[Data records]
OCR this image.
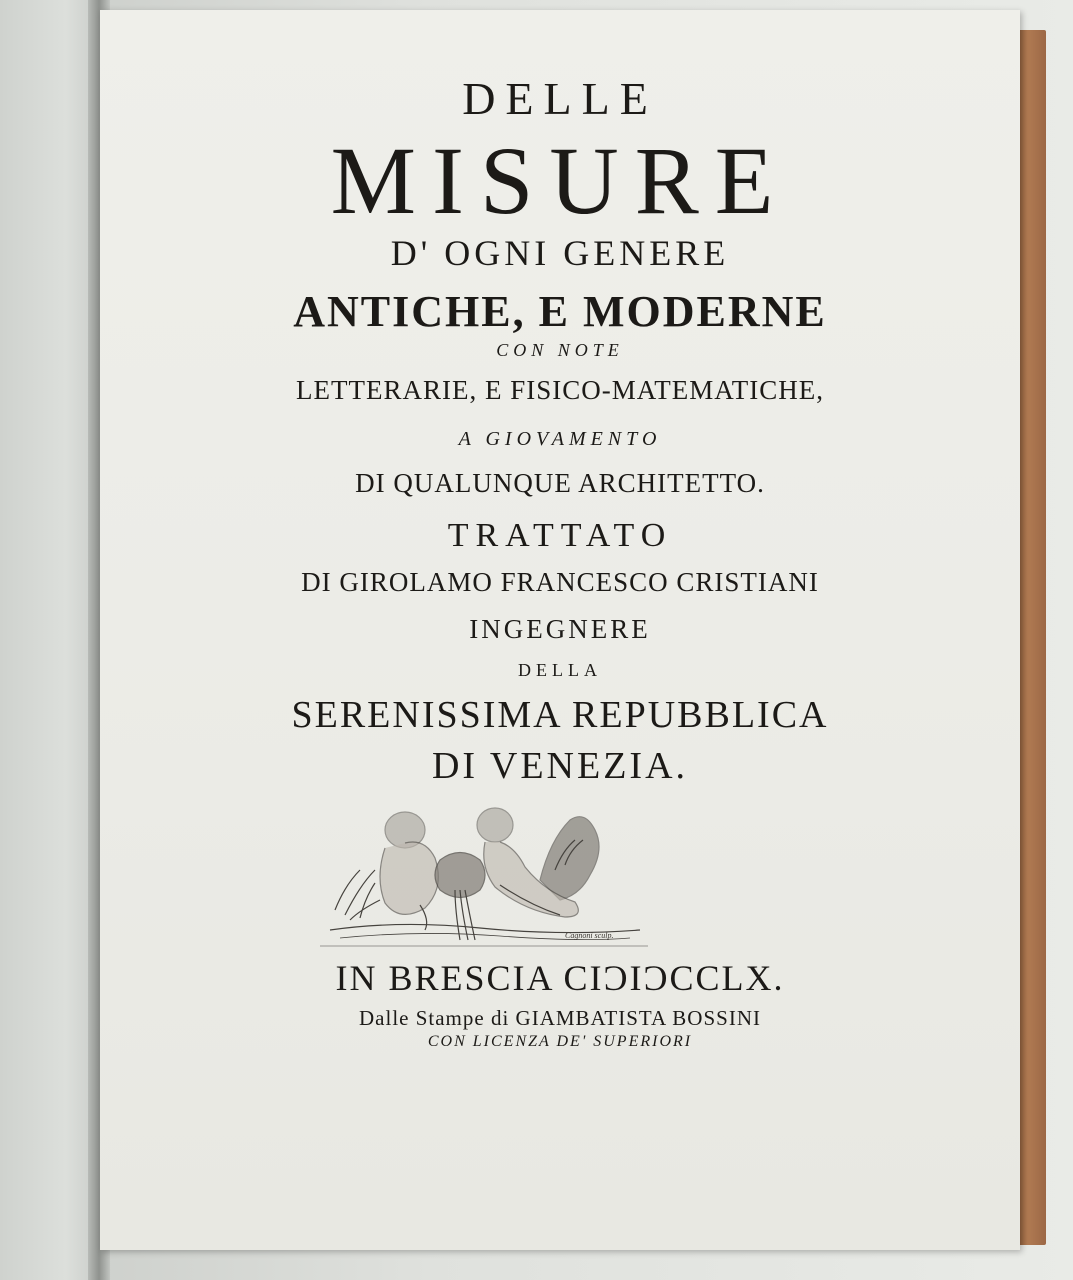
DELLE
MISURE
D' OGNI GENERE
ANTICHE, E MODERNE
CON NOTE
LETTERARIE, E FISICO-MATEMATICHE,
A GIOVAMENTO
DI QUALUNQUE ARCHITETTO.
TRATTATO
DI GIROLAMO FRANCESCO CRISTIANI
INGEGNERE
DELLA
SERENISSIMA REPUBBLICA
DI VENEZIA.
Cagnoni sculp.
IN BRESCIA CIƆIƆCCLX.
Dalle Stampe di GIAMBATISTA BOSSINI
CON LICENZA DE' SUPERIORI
* * *
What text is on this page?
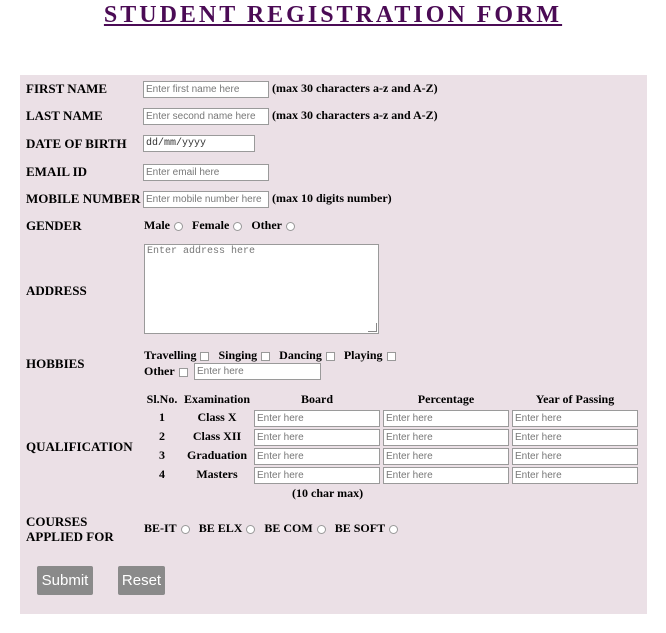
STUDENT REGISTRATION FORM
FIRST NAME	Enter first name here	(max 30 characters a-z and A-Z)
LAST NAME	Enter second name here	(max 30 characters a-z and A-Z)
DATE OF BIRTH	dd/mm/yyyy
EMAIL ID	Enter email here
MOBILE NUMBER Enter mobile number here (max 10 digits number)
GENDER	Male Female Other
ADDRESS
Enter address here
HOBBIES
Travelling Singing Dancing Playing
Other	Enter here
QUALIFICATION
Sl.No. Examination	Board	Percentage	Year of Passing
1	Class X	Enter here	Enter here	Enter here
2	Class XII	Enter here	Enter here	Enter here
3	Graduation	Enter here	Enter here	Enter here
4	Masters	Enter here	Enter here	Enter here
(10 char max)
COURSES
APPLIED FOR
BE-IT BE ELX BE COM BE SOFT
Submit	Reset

> [Task brief]
Some lines of the data may hold the word "characters". Say how many do, with nothing else.

> [Result of this exercise]
2